> [Directions for this task]: Extract every line that contains the string "plane".

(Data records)
— BEGIN —

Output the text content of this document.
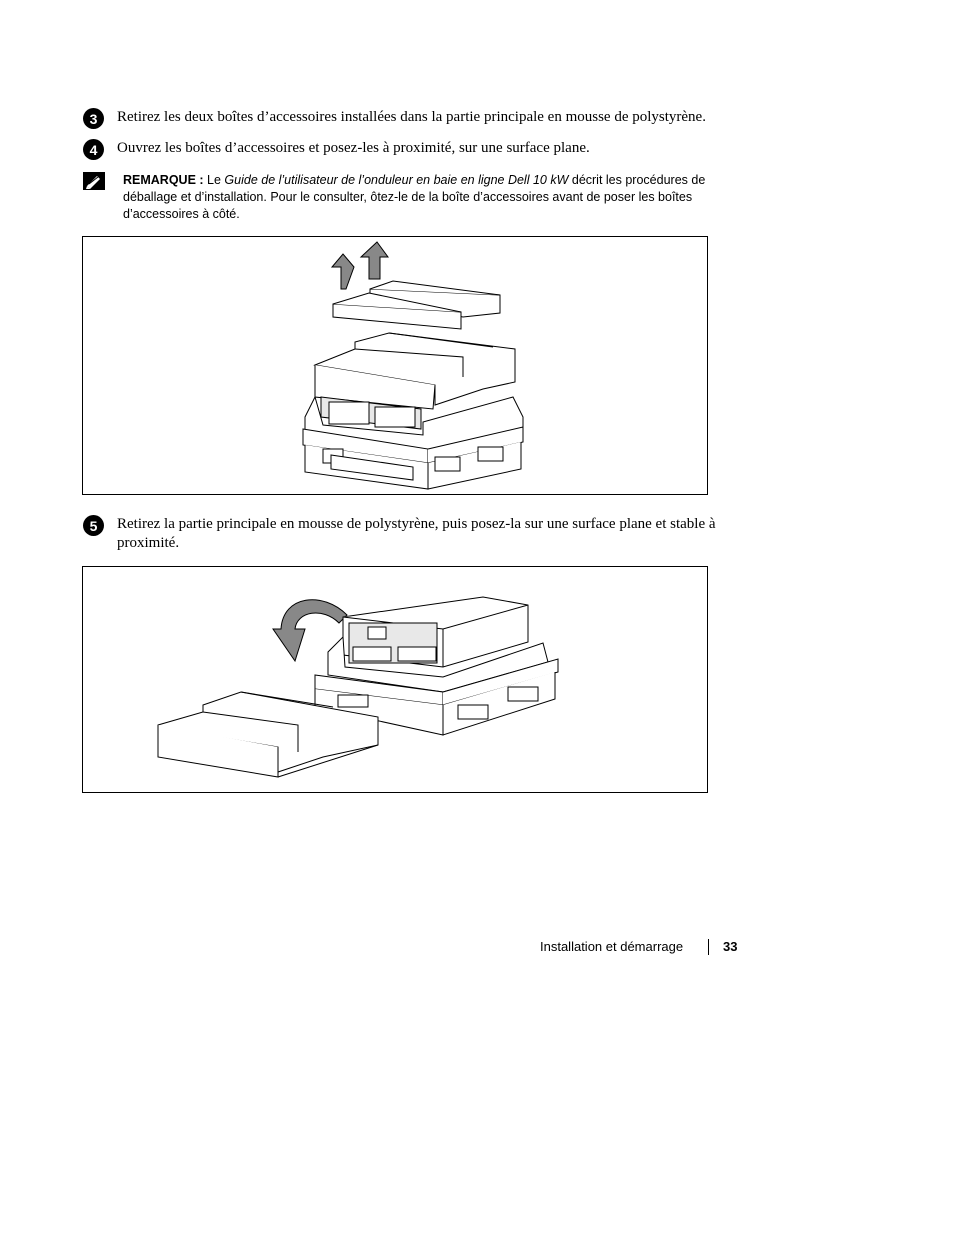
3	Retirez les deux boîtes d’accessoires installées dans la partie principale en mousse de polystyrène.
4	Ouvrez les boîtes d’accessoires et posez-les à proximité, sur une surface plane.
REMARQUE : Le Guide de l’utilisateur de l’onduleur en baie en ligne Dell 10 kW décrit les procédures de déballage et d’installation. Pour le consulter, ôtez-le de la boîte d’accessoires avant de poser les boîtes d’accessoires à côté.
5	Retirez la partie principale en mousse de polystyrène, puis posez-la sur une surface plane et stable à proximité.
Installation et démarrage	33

— END —
— BEGIN —

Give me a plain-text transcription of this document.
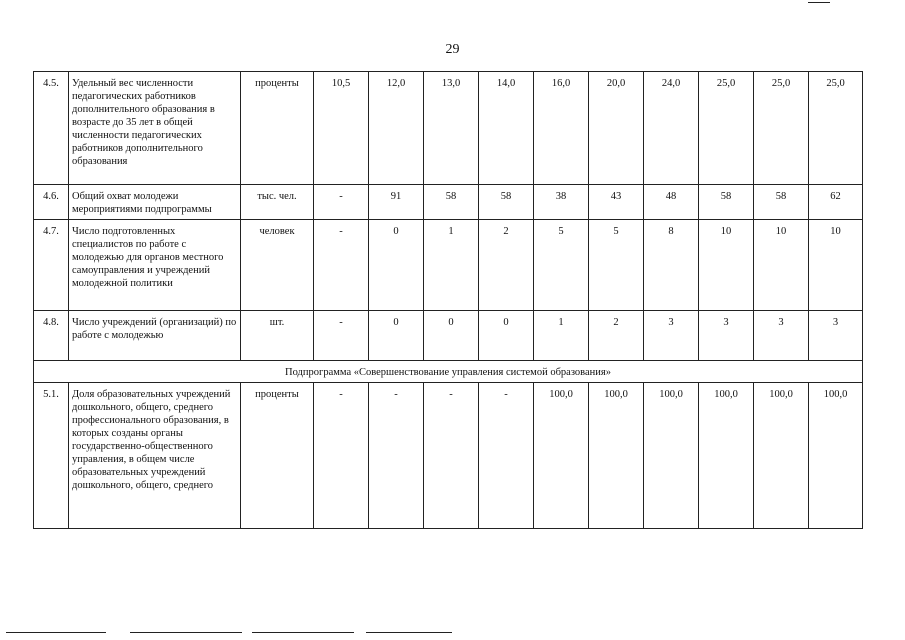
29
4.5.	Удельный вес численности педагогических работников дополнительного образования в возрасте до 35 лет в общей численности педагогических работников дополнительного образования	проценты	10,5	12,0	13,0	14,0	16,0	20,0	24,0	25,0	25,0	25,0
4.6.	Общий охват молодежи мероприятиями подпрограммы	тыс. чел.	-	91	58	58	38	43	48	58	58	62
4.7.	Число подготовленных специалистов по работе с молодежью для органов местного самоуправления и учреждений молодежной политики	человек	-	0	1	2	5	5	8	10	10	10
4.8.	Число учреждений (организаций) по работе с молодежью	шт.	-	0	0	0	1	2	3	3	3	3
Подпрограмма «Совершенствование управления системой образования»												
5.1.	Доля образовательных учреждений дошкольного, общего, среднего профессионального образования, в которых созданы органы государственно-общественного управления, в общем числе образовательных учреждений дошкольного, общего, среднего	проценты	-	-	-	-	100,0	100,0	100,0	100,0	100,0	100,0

— END —

> [Written solution]:
4	Ouvrez les boîtes d’accessoires et posez-les à proximité, sur une surface plane.
5	Retirez la partie principale en mousse de polystyrène, puis posez-la sur une surface plane et stable à proximité.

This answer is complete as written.